## [What you are asked to do]
Identify each line holding the string "turn" and copy it.
--- start of Supplied material ---
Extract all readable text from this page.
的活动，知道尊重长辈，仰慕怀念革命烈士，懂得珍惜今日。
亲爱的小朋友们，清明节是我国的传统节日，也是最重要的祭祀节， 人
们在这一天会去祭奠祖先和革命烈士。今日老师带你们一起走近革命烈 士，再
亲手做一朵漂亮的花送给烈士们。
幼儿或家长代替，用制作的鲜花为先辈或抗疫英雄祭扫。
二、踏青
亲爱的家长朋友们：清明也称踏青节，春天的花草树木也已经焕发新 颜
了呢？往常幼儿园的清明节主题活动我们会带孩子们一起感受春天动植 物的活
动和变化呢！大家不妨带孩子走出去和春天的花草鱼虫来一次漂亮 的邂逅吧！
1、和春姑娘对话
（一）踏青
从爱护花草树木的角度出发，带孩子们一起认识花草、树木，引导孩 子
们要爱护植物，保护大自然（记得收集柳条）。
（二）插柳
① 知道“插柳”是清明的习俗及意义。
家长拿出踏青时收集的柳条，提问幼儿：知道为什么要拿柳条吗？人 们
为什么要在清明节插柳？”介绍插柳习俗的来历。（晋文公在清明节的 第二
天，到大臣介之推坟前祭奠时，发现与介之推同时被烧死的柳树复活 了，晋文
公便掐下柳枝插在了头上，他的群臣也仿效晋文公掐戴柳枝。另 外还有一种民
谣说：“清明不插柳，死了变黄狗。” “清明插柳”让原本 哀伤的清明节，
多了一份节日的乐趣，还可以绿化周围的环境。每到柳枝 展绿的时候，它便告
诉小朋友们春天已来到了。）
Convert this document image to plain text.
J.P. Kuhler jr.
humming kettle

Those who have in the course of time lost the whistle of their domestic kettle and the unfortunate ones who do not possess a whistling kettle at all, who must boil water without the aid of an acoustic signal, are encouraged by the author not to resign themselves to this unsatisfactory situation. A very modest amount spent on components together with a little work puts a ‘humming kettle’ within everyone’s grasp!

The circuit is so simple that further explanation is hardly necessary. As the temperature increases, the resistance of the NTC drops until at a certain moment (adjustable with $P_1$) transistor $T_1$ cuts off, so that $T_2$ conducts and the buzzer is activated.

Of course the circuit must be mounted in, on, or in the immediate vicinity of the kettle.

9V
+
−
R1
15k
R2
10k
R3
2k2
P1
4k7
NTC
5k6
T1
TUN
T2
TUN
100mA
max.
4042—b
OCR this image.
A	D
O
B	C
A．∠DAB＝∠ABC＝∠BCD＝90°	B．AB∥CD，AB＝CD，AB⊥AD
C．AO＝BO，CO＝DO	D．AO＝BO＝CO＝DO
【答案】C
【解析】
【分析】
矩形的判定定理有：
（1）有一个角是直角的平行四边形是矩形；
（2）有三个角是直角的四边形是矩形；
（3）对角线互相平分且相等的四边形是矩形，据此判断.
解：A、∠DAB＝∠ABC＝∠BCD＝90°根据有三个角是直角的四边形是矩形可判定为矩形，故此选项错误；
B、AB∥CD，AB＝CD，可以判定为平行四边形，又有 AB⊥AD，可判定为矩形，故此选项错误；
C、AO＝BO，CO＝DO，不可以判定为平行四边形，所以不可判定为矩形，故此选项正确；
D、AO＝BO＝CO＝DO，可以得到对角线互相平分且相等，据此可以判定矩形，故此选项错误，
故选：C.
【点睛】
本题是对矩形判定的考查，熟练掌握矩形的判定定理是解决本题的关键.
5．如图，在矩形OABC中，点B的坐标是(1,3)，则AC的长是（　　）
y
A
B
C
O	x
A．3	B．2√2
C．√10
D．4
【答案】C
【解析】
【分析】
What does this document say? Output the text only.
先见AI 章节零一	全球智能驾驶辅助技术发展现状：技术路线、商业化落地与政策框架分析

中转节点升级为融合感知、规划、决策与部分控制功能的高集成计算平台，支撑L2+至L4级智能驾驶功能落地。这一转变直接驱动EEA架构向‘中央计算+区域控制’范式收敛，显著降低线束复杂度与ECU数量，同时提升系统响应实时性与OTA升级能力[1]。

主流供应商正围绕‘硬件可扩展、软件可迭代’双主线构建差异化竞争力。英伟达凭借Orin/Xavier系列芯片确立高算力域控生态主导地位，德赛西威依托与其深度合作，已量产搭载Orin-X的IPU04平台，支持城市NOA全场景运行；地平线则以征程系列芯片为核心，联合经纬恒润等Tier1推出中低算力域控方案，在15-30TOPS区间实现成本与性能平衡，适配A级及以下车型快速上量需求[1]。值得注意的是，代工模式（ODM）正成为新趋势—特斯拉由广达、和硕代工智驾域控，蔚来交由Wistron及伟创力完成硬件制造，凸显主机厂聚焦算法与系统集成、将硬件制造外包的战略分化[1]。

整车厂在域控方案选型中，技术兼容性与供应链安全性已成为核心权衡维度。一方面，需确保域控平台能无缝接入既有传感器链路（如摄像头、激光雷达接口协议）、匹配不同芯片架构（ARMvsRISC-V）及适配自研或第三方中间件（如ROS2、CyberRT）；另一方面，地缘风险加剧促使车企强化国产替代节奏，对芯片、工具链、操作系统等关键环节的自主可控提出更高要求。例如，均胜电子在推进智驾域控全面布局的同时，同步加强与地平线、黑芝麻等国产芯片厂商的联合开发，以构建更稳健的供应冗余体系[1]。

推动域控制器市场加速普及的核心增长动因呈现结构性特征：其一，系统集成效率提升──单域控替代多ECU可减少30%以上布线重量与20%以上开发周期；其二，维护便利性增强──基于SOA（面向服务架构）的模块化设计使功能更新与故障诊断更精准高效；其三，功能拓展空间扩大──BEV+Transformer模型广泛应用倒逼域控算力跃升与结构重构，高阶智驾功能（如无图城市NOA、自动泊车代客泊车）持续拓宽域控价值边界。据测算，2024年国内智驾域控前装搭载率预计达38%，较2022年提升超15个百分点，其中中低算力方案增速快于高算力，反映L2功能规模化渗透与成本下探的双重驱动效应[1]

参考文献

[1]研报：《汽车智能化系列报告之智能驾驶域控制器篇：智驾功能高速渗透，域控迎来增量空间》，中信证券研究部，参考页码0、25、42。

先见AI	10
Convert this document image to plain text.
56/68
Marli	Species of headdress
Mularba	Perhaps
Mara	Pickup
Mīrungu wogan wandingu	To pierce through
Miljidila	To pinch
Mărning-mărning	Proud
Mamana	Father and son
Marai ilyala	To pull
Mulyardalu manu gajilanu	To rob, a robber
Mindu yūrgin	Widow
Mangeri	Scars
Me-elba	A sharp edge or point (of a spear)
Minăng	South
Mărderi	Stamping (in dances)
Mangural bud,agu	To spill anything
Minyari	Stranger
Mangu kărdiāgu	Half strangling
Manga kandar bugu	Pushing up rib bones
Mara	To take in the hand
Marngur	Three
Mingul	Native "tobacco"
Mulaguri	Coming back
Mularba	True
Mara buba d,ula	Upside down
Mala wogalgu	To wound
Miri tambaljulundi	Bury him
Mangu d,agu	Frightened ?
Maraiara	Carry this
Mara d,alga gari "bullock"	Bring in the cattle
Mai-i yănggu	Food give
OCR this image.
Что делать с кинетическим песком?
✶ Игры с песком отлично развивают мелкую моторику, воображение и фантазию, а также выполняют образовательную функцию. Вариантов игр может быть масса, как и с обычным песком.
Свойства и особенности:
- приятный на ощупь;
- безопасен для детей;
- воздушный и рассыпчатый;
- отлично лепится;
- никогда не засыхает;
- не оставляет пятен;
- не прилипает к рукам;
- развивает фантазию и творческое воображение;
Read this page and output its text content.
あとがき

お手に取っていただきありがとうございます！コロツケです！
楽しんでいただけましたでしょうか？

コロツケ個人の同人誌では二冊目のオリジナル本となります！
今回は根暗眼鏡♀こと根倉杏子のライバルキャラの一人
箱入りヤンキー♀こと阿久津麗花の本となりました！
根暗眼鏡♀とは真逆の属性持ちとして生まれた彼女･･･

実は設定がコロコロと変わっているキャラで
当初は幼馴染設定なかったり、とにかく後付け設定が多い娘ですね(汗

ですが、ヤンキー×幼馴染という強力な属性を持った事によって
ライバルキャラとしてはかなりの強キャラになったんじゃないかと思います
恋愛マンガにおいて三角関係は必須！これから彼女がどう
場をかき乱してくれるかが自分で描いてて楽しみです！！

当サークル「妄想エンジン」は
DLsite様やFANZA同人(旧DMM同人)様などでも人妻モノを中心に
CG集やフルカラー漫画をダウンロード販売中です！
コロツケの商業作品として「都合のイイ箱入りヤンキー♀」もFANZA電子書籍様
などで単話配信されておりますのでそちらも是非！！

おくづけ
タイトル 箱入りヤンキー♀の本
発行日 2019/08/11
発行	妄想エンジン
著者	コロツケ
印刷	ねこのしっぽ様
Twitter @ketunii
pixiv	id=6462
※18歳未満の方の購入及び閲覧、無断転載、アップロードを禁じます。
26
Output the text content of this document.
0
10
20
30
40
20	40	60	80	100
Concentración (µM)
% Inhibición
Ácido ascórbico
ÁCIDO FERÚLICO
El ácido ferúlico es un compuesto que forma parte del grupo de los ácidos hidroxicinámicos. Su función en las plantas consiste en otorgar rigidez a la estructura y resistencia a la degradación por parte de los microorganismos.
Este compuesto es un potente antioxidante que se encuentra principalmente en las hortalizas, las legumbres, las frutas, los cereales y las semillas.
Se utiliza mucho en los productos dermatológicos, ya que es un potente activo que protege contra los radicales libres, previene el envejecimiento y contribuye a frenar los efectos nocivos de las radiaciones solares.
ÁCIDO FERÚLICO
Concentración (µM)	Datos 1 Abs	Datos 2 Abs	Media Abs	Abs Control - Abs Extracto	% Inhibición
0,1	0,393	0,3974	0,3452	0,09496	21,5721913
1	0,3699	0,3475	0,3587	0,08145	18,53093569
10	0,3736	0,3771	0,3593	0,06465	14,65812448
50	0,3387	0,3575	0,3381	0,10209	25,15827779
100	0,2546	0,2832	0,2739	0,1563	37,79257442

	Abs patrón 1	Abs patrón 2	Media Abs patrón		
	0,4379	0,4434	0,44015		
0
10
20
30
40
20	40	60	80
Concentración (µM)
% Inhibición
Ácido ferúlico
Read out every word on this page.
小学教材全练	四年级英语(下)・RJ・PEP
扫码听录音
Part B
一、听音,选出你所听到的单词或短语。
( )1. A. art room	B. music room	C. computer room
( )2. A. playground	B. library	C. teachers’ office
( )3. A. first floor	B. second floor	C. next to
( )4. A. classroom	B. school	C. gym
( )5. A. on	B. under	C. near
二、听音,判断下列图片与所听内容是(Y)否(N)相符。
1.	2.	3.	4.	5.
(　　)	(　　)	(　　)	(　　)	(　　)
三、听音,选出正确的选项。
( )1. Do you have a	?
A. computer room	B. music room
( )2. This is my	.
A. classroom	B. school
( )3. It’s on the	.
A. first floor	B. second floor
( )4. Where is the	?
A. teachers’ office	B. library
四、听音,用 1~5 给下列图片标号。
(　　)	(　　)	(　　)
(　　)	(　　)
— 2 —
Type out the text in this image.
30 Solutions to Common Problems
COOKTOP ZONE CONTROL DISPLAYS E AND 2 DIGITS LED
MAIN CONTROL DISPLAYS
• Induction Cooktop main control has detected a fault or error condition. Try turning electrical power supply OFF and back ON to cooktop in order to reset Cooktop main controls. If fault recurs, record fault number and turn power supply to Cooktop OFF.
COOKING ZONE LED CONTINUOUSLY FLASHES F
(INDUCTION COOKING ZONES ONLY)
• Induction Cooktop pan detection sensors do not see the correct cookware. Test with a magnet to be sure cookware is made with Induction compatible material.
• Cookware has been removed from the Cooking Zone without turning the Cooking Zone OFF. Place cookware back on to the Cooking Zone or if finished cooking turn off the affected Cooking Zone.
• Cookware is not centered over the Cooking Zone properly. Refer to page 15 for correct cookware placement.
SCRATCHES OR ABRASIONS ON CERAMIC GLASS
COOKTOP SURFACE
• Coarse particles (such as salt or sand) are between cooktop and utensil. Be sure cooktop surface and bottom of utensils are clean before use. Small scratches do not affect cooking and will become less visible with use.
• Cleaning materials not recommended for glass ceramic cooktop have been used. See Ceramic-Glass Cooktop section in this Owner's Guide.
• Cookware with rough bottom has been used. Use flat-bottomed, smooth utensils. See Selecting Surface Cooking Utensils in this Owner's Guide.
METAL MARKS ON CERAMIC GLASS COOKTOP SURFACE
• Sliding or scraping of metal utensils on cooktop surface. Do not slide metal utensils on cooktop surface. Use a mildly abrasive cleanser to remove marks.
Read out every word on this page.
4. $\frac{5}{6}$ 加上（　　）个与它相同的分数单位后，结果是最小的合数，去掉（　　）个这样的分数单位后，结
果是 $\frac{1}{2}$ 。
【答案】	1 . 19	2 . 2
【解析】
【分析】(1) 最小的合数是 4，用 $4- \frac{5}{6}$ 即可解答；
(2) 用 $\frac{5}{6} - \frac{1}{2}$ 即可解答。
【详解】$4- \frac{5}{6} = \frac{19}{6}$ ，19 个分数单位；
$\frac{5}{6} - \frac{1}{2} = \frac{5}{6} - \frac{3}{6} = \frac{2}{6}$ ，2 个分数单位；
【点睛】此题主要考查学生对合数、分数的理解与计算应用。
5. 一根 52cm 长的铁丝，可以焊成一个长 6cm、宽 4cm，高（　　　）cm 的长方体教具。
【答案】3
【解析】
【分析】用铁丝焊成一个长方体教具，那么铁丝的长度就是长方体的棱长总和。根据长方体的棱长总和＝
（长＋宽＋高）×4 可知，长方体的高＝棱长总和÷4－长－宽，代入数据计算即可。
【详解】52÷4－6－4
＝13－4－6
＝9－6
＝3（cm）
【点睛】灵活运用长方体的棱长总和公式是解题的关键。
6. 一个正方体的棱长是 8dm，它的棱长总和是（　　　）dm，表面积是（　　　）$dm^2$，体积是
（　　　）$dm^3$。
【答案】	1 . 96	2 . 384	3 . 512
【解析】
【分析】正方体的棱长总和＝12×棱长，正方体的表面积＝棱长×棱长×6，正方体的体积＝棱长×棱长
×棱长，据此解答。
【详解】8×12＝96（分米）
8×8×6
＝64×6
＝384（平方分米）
--- end of Supplied material ---
## [Complete response]
• Induction Cooktop main control has detected a fault or error condition. Try turning electrical power supply OFF and back ON to cooktop in order to reset Cooktop main controls. If fault recurs, record fault number and turn power supply to Cooktop OFF.
• Cookware has been removed from the Cooking Zone without turning the Cooking Zone OFF. Place cookware back on to the Cooking Zone or if finished cooking turn off the affected Cooking Zone.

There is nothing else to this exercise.